[Items from a figure collection]
• • • • •
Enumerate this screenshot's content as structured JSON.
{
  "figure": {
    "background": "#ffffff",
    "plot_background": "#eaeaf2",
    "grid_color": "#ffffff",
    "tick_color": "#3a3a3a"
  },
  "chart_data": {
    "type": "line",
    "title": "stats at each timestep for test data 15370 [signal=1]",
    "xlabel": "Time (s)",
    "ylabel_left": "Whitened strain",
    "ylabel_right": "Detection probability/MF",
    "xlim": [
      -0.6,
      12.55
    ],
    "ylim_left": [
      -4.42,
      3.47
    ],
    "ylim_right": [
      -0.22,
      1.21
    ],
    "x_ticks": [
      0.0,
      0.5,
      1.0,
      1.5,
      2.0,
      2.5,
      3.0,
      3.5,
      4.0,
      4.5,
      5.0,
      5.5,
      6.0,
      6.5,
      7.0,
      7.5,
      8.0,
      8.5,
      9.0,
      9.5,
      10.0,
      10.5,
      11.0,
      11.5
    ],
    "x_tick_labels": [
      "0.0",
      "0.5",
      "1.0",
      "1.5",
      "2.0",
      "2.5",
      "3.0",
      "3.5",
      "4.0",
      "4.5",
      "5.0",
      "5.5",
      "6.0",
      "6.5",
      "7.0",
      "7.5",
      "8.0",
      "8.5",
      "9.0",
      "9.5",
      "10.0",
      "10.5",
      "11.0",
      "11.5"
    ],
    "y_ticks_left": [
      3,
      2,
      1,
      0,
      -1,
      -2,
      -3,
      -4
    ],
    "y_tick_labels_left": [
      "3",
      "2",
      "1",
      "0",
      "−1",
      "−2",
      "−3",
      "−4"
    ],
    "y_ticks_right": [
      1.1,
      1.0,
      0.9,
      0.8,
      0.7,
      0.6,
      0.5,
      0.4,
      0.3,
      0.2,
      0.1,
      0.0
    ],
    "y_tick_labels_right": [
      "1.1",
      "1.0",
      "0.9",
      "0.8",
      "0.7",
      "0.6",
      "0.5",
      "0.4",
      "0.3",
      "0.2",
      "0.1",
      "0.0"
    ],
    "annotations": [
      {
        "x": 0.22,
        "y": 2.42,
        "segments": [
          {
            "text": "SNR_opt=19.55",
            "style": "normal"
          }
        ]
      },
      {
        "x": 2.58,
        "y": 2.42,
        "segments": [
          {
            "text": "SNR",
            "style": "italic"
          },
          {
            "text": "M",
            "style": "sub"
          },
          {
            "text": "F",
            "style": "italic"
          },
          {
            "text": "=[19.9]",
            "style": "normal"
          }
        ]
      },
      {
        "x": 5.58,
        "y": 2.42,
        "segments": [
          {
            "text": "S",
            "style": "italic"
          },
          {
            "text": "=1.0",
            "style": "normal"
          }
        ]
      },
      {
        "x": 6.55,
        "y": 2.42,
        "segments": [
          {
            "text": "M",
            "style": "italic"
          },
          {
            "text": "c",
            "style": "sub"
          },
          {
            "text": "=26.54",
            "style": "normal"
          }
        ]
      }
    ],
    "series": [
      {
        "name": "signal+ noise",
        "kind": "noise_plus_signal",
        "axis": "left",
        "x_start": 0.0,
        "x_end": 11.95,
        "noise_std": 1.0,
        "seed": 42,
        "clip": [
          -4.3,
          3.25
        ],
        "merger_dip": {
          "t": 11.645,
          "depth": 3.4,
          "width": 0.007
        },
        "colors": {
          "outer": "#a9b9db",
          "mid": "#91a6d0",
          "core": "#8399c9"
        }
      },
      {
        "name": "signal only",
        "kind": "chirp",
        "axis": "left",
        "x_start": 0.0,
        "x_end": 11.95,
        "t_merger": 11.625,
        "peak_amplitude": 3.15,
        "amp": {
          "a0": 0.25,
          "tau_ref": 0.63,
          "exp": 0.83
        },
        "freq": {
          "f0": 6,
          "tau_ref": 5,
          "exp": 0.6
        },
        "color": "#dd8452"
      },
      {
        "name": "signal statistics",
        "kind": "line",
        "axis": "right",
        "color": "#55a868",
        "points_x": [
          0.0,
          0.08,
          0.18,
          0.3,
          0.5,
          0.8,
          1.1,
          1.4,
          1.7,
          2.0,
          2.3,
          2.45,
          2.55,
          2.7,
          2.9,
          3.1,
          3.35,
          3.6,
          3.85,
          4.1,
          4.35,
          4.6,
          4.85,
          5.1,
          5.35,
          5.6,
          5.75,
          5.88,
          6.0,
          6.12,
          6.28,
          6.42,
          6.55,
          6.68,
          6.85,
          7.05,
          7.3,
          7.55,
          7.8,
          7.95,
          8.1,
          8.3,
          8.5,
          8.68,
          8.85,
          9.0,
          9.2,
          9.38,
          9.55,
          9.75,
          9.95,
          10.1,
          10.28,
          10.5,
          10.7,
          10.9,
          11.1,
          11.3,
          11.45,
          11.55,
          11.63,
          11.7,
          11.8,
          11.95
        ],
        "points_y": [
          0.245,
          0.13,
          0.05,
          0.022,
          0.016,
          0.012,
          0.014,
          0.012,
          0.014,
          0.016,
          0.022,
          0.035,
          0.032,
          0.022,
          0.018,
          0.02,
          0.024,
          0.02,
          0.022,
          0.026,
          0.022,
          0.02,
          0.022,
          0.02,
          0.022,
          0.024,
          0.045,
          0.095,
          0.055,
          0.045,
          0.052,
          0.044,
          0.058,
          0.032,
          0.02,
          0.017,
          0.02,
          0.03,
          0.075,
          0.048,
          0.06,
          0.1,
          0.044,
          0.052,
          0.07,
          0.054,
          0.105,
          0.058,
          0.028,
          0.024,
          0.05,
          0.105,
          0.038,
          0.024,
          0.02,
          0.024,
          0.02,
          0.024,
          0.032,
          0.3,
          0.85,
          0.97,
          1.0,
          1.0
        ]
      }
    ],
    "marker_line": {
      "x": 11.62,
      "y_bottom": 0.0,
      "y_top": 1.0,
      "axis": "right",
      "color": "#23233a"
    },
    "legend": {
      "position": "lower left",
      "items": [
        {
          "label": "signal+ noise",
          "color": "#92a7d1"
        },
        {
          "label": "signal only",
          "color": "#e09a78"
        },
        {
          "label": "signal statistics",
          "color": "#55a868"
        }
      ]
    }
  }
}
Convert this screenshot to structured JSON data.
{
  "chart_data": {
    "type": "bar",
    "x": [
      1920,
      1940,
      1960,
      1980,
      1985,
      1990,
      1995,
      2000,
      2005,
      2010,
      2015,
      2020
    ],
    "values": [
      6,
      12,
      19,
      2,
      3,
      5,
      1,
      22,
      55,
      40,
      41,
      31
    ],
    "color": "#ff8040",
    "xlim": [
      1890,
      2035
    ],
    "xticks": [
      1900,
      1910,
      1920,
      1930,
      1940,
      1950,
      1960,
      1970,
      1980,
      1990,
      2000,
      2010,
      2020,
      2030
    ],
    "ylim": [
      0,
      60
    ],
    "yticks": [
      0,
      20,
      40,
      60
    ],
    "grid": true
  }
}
• • • • •
All of the entries should be written out again exactly.

» **In response**
Enumerate this screenshot's content as structured JSON.
{
  "figure": {
    "background": "#ffffff",
    "plot_background": "#eaeaf2",
    "grid_color": "#ffffff",
    "tick_color": "#3a3a3a"
  },
  "chart_data": {
    "type": "line",
    "title": "stats at each timestep for test data 15370 [signal=1]",
    "xlabel": "Time (s)",
    "ylabel_left": "Whitened strain",
    "ylabel_right": "Detection probability/MF",
    "xlim": [
      -0.6,
      12.55
    ],
    "ylim_left": [
      -4.42,
      3.47
    ],
    "ylim_right": [
      -0.22,
      1.21
    ],
    "x_ticks": [
      0.0,
      0.5,
      1.0,
      1.5,
      2.0,
      2.5,
      3.0,
      3.5,
      4.0,
      4.5,
      5.0,
      5.5,
      6.0,
      6.5,
      7.0,
      7.5,
      8.0,
      8.5,
      9.0,
      9.5,
      10.0,
      10.5,
      11.0,
      11.5
    ],
    "x_tick_labels": [
      "0.0",
      "0.5",
      "1.0",
      "1.5",
      "2.0",
      "2.5",
      "3.0",
      "3.5",
      "4.0",
      "4.5",
      "5.0",
      "5.5",
      "6.0",
      "6.5",
      "7.0",
      "7.5",
      "8.0",
      "8.5",
      "9.0",
      "9.5",
      "10.0",
      "10.5",
      "11.0",
      "11.5"
    ],
    "y_ticks_left": [
      3,
      2,
      1,
      0,
      -1,
      -2,
      -3,
      -4
    ],
    "y_tick_labels_left": [
      "3",
      "2",
      "1",
      "0",
      "−1",
      "−2",
      "−3",
      "−4"
    ],
    "y_ticks_right": [
      1.1,
      1.0,
      0.9,
      0.8,
      0.7,
      0.6,
      0.5,
      0.4,
      0.3,
      0.2,
      0.1,
      0.0
    ],
    "y_tick_labels_right": [
      "1.1",
      "1.0",
      "0.9",
      "0.8",
      "0.7",
      "0.6",
      "0.5",
      "0.4",
      "0.3",
      "0.2",
      "0.1",
      "0.0"
    ],
    "annotations": [
      {
        "x": 0.22,
        "y": 2.42,
        "segments": [
          {
            "text": "SNR_opt=19.55",
            "style": "normal"
          }
        ]
      },
      {
        "x": 2.58,
        "y": 2.42,
        "segments": [
          {
            "text": "SNR",
            "style": "italic"
          },
          {
            "text": "M",
            "style": "sub"
          },
          {
            "text": "F",
            "style": "italic"
          },
          {
            "text": "=[19.9]",
            "style": "normal"
          }
        ]
      },
      {
        "x": 5.58,
        "y": 2.42,
        "segments": [
          {
            "text": "S",
            "style": "italic"
          },
          {
            "text": "=1.0",
            "style": "normal"
          }
        ]
      },
      {
        "x": 6.55,
        "y": 2.42,
        "segments": [
          {
            "text": "M",
            "style": "italic"
          },
          {
            "text": "c",
            "style": "sub"
          },
          {
            "text": "=26.54",
            "style": "normal"
          }
        ]
      }
    ],
    "series": [
      {
        "name": "signal+ noise",
        "kind": "noise_plus_signal",
        "axis": "left",
        "x_start": 0.0,
        "x_end": 11.95,
        "noise_std": 1.0,
        "seed": 42,
        "clip": [
          -4.3,
          3.25
        ],
        "merger_dip": {
          "t": 11.645,
          "depth": 3.4,
          "width": 0.007
        },
        "colors": {
          "outer": "#a9b9db",
          "mid": "#91a6d0",
          "core": "#8399c9"
        }
      },
      {
        "name": "signal only",
        "kind": "chirp",
        "axis": "left",
        "x_start": 0.0,
        "x_end": 11.95,
        "t_merger": 11.625,
        "peak_amplitude": 3.15,
        "amp": {
          "a0": 0.25,
          "tau_ref": 0.63,
          "exp": 0.83
        },
        "freq": {
          "f0": 6,
          "tau_ref": 5,
          "exp": 0.6
        },
        "color": "#dd8452"
      },
      {
        "name": "signal statistics",
        "kind": "line",
        "axis": "right",
        "color": "#55a868",
        "points_x": [
          0.0,
          0.08,
          0.18,
          0.3,
          0.5,
          0.8,
          1.1,
          1.4,
          1.7,
          2.0,
          2.3,
          2.45,
          2.55,
          2.7,
          2.9,
          3.1,
          3.35,
          3.6,
          3.85,
          4.1,
          4.35,
          4.6,
          4.85,
          5.1,
          5.35,
          5.6,
          5.75,
          5.88,
          6.0,
          6.12,
          6.28,
          6.42,
          6.55,
          6.68,
          6.85,
          7.05,
          7.3,
          7.55,
          7.8,
          7.95,
          8.1,
          8.3,
          8.5,
          8.68,
          8.85,
          9.0,
          9.2,
          9.38,
          9.55,
          9.75,
          9.95,
          10.1,
          10.28,
          10.5,
          10.7,
          10.9,
          11.1,
          11.3,
          11.45,
          11.55,
          11.63,
          11.7,
          11.8,
          11.95
        ],
        "points_y": [
          0.245,
          0.13,
          0.05,
          0.022,
          0.016,
          0.012,
          0.014,
          0.012,
          0.014,
          0.016,
          0.022,
          0.035,
          0.032,
          0.022,
          0.018,
          0.02,
          0.024,
          0.02,
          0.022,
          0.026,
          0.022,
          0.02,
          0.022,
          0.02,
          0.022,
          0.024,
          0.045,
          0.095,
          0.055,
          0.045,
          0.052,
          0.044,
          0.058,
          0.032,
          0.02,
          0.017,
          0.02,
          0.03,
          0.075,
          0.048,
          0.06,
          0.1,
          0.044,
          0.052,
          0.07,
          0.054,
          0.105,
          0.058,
          0.028,
          0.024,
          0.05,
          0.105,
          0.038,
          0.024,
          0.02,
          0.024,
          0.02,
          0.024,
          0.032,
          0.3,
          0.85,
          0.97,
          1.0,
          1.0
        ]
      }
    ],
    "marker_line": {
      "x": 11.62,
      "y_bottom": 0.0,
      "y_top": 1.0,
      "axis": "right",
      "color": "#23233a"
    },
    "legend": {
      "position": "lower left",
      "items": [
        {
          "label": "signal+ noise",
          "color": "#92a7d1"
        },
        {
          "label": "signal only",
          "color": "#e09a78"
        },
        {
          "label": "signal statistics",
          "color": "#55a868"
        }
      ]
    }
  }
}
Convert this screenshot to structured JSON data.
{
  "chart_data": {
    "type": "bar",
    "x": [
      1920,
      1940,
      1960,
      1980,
      1985,
      1990,
      1995,
      2000,
      2005,
      2010,
      2015,
      2020
    ],
    "values": [
      6,
      12,
      19,
      2,
      3,
      5,
      1,
      22,
      55,
      40,
      41,
      31
    ],
    "color": "#ff8040",
    "xlim": [
      1890,
      2035
    ],
    "xticks": [
      1900,
      1910,
      1920,
      1930,
      1940,
      1950,
      1960,
      1970,
      1980,
      1990,
      2000,
      2010,
      2020,
      2030
    ],
    "ylim": [
      0,
      60
    ],
    "yticks": [
      0,
      20,
      40,
      60
    ],
    "grid": true
  }
}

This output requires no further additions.